[WHAT IS REQUIRED]: Return only this: the line with "Read out every word on this page." and all the lines that follow it below, through the final one, exactly as they are.

[EXCERPTED DATA]:

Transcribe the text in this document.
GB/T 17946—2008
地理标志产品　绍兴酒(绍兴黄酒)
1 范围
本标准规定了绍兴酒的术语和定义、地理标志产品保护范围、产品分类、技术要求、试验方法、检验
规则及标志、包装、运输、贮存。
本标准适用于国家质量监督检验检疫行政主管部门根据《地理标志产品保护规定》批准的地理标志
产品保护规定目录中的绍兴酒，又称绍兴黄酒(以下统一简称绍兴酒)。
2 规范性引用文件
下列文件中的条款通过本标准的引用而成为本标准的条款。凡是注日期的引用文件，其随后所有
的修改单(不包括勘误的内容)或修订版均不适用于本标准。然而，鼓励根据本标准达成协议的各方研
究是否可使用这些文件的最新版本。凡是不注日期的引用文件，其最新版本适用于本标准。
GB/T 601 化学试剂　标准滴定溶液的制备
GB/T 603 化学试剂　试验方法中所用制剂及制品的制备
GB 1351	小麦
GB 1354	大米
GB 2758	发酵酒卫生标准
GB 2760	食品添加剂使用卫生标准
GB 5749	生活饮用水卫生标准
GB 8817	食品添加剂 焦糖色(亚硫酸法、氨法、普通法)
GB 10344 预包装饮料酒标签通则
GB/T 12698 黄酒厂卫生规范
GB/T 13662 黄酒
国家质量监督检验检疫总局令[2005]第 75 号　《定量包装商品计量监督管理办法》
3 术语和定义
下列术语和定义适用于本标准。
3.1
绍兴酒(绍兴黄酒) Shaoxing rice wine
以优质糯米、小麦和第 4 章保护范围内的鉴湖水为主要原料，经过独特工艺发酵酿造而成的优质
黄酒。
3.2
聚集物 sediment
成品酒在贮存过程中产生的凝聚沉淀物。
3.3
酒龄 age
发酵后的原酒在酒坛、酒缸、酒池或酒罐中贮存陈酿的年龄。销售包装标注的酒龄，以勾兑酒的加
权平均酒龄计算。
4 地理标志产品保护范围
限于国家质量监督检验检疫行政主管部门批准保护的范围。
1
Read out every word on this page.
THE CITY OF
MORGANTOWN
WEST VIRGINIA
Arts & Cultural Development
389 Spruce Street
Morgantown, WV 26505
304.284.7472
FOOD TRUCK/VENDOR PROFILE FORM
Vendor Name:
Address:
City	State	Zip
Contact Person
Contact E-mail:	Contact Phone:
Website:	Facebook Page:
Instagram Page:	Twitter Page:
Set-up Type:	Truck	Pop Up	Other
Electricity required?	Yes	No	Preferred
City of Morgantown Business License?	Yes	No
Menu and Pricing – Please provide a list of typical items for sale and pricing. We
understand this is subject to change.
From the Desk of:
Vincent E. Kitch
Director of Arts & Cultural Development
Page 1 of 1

[SOLUTION BELOW]:
Read out every word on this page.
THE CITY OF
MORGANTOWN
WEST VIRGINIA
Arts & Cultural Development
389 Spruce Street
Morgantown, WV 26505
304.284.7472
FOOD TRUCK/VENDOR PROFILE FORM
Vendor Name:
Address:
City	State	Zip
Contact Person
Contact E-mail:	Contact Phone:
Website:	Facebook Page:
Instagram Page:	Twitter Page:
Set-up Type:	Truck	Pop Up	Other
Electricity required?	Yes	No	Preferred
City of Morgantown Business License?	Yes	No
Menu and Pricing – Please provide a list of typical items for sale and pricing. We
understand this is subject to change.
From the Desk of:
Vincent E. Kitch
Director of Arts & Cultural Development
Page 1 of 1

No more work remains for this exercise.